» Your task: Transcribe all the entries word for word, omitting any pictures they contain.

» Given data:
◆ ◆ ◆ ◆ ◆ ◆ ◆

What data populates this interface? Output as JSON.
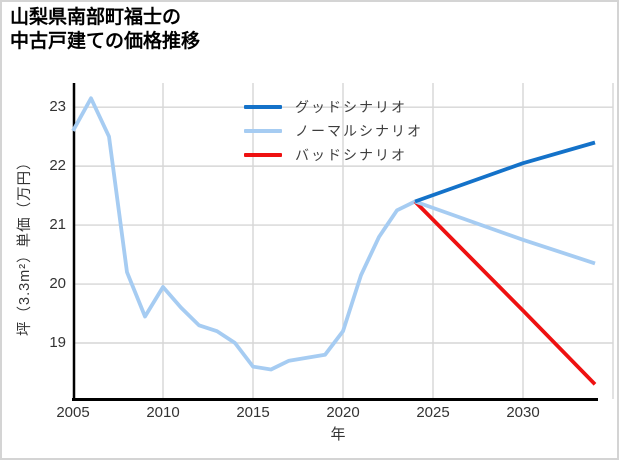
{
  "window": {
    "background": "#ffffff",
    "border_color": "#d4d4d4"
  },
  "chart_data": {
    "type": "line",
    "title": "山梨県南部町福士の中古戸建ての価格推移",
    "title_lines": [
      "山梨県南部町福士の",
      "中古戸建ての価格推移"
    ],
    "xlabel": "年",
    "ylabel": "坪（3.3m²）単価（万円）",
    "xlim": [
      2005,
      2035
    ],
    "ylim": [
      18.05,
      23.41
    ],
    "grid": true,
    "grid_color": "#d6d6d6",
    "axis_color": "#000000",
    "tick_color": "#333333",
    "xticks": {
      "values": [
        2005,
        2010,
        2015,
        2020,
        2025,
        2030
      ],
      "labels": [
        "2005",
        "2010",
        "2015",
        "2020",
        "2025",
        "2030"
      ]
    },
    "yticks": {
      "values": [
        19,
        20,
        21,
        22,
        23
      ],
      "labels": [
        "19",
        "20",
        "21",
        "22",
        "23"
      ]
    },
    "xgrid": [
      2010,
      2015,
      2020,
      2025,
      2030,
      2035
    ],
    "ygrid": [
      19,
      20,
      21,
      22,
      23
    ],
    "legend_position": "inside top, right of center",
    "legend_text_color": "#3d3d3d",
    "series": [
      {
        "key": "history",
        "label": null,
        "color": "#a6ccf2",
        "x": [
          2005,
          2006,
          2007,
          2008,
          2009,
          2010,
          2011,
          2012,
          2013,
          2014,
          2015,
          2016,
          2017,
          2018,
          2019,
          2020,
          2021,
          2022,
          2023,
          2024
        ],
        "y": [
          22.6,
          23.15,
          22.5,
          20.2,
          19.45,
          19.95,
          19.6,
          19.3,
          19.2,
          19.0,
          18.6,
          18.55,
          18.7,
          18.75,
          18.8,
          19.2,
          20.15,
          20.8,
          21.25,
          21.4
        ]
      },
      {
        "key": "good-scenario",
        "label": "グッドシナリオ",
        "color": "#1472c9",
        "x": [
          2024,
          2030,
          2034
        ],
        "y": [
          21.4,
          22.05,
          22.4
        ]
      },
      {
        "key": "normal-scenario",
        "label": "ノーマルシナリオ",
        "color": "#a6ccf2",
        "x": [
          2024,
          2030,
          2034
        ],
        "y": [
          21.4,
          20.75,
          20.35
        ]
      },
      {
        "key": "bad-scenario",
        "label": "バッドシナリオ",
        "color": "#ee1111",
        "x": [
          2024,
          2030,
          2034
        ],
        "y": [
          21.4,
          19.55,
          18.3
        ]
      }
    ]
  }
}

◆ ◆ ◆ ◆ ◆ ◆ ◆

» Task answer:
What data populates this interface? Output as JSON.
{
  "window": {
    "background": "#ffffff",
    "border_color": "#d4d4d4"
  },
  "chart_data": {
    "type": "line",
    "title": "山梨県南部町福士の中古戸建ての価格推移",
    "title_lines": [
      "山梨県南部町福士の",
      "中古戸建ての価格推移"
    ],
    "xlabel": "年",
    "ylabel": "坪（3.3m²）単価（万円）",
    "xlim": [
      2005,
      2035
    ],
    "ylim": [
      18.05,
      23.41
    ],
    "grid": true,
    "grid_color": "#d6d6d6",
    "axis_color": "#000000",
    "tick_color": "#333333",
    "xticks": {
      "values": [
        2005,
        2010,
        2015,
        2020,
        2025,
        2030
      ],
      "labels": [
        "2005",
        "2010",
        "2015",
        "2020",
        "2025",
        "2030"
      ]
    },
    "yticks": {
      "values": [
        19,
        20,
        21,
        22,
        23
      ],
      "labels": [
        "19",
        "20",
        "21",
        "22",
        "23"
      ]
    },
    "xgrid": [
      2010,
      2015,
      2020,
      2025,
      2030,
      2035
    ],
    "ygrid": [
      19,
      20,
      21,
      22,
      23
    ],
    "legend_position": "inside top, right of center",
    "legend_text_color": "#3d3d3d",
    "series": [
      {
        "key": "history",
        "label": null,
        "color": "#a6ccf2",
        "x": [
          2005,
          2006,
          2007,
          2008,
          2009,
          2010,
          2011,
          2012,
          2013,
          2014,
          2015,
          2016,
          2017,
          2018,
          2019,
          2020,
          2021,
          2022,
          2023,
          2024
        ],
        "y": [
          22.6,
          23.15,
          22.5,
          20.2,
          19.45,
          19.95,
          19.6,
          19.3,
          19.2,
          19.0,
          18.6,
          18.55,
          18.7,
          18.75,
          18.8,
          19.2,
          20.15,
          20.8,
          21.25,
          21.4
        ]
      },
      {
        "key": "good-scenario",
        "label": "グッドシナリオ",
        "color": "#1472c9",
        "x": [
          2024,
          2030,
          2034
        ],
        "y": [
          21.4,
          22.05,
          22.4
        ]
      },
      {
        "key": "normal-scenario",
        "label": "ノーマルシナリオ",
        "color": "#a6ccf2",
        "x": [
          2024,
          2030,
          2034
        ],
        "y": [
          21.4,
          20.75,
          20.35
        ]
      },
      {
        "key": "bad-scenario",
        "label": "バッドシナリオ",
        "color": "#ee1111",
        "x": [
          2024,
          2030,
          2034
        ],
        "y": [
          21.4,
          19.55,
          18.3
        ]
      }
    ]
  }
}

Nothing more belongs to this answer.